#### [EXERCISE DIRECTIONS]
Return the full material exactly.

#### [THE DATA]
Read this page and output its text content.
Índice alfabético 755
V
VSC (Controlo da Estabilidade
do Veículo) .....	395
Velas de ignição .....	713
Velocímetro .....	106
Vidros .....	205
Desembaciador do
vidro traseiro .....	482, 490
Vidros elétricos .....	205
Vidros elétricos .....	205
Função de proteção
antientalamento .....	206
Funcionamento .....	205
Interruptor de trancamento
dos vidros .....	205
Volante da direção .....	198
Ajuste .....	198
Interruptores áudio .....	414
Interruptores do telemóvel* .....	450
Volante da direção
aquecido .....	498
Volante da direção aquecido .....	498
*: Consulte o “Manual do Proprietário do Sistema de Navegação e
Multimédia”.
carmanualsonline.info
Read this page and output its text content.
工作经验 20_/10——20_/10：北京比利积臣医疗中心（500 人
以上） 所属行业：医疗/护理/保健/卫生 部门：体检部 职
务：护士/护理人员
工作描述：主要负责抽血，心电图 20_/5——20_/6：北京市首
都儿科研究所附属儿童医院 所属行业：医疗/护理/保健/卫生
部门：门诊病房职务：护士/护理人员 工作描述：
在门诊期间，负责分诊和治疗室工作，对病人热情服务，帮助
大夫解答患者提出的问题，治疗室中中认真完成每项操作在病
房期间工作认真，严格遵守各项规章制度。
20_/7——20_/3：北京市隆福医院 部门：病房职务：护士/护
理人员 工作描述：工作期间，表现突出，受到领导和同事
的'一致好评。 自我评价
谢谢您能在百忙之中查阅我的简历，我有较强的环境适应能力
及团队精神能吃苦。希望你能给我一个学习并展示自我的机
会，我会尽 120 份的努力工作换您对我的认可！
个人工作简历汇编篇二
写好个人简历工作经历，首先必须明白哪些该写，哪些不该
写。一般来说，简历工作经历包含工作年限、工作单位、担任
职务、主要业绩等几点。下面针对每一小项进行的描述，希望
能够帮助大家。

#### [EXERCISE RESPONSE]
Read this page and output its text content.
Índice alfabético 755
V
VSC (Controlo da Estabilidade
do Veículo) .....	395
Velas de ignição .....	713
Velocímetro .....	106
Vidros .....	205
Desembaciador do
vidro traseiro .....	482, 490
Vidros elétricos .....	205
Vidros elétricos .....	205
Função de proteção
antientalamento .....	206
Funcionamento .....	205
Interruptor de trancamento
dos vidros .....	205
Volante da direção .....	198
Ajuste .....	198
Interruptores áudio .....	414
Interruptores do telemóvel* .....	450
Volante da direção
aquecido .....	498
Volante da direção aquecido .....	498
*: Consulte o “Manual do Proprietário do Sistema de Navegação e
Multimédia”.
carmanualsonline.info
Read this page and output its text content.
工作经验 20_/10——20_/10：北京比利积臣医疗中心（500 人
以上） 所属行业：医疗/护理/保健/卫生 部门：体检部 职
务：护士/护理人员
工作描述：主要负责抽血，心电图 20_/5——20_/6：北京市首
都儿科研究所附属儿童医院 所属行业：医疗/护理/保健/卫生
部门：门诊病房职务：护士/护理人员 工作描述：
在门诊期间，负责分诊和治疗室工作，对病人热情服务，帮助
大夫解答患者提出的问题，治疗室中中认真完成每项操作在病
房期间工作认真，严格遵守各项规章制度。
20_/7——20_/3：北京市隆福医院 部门：病房职务：护士/护
理人员 工作描述：工作期间，表现突出，受到领导和同事
的'一致好评。 自我评价
谢谢您能在百忙之中查阅我的简历，我有较强的环境适应能力
及团队精神能吃苦。希望你能给我一个学习并展示自我的机
会，我会尽 120 份的努力工作换您对我的认可！
个人工作简历汇编篇二
写好个人简历工作经历，首先必须明白哪些该写，哪些不该
写。一般来说，简历工作经历包含工作年限、工作单位、担任
职务、主要业绩等几点。下面针对每一小项进行的描述，希望
能够帮助大家。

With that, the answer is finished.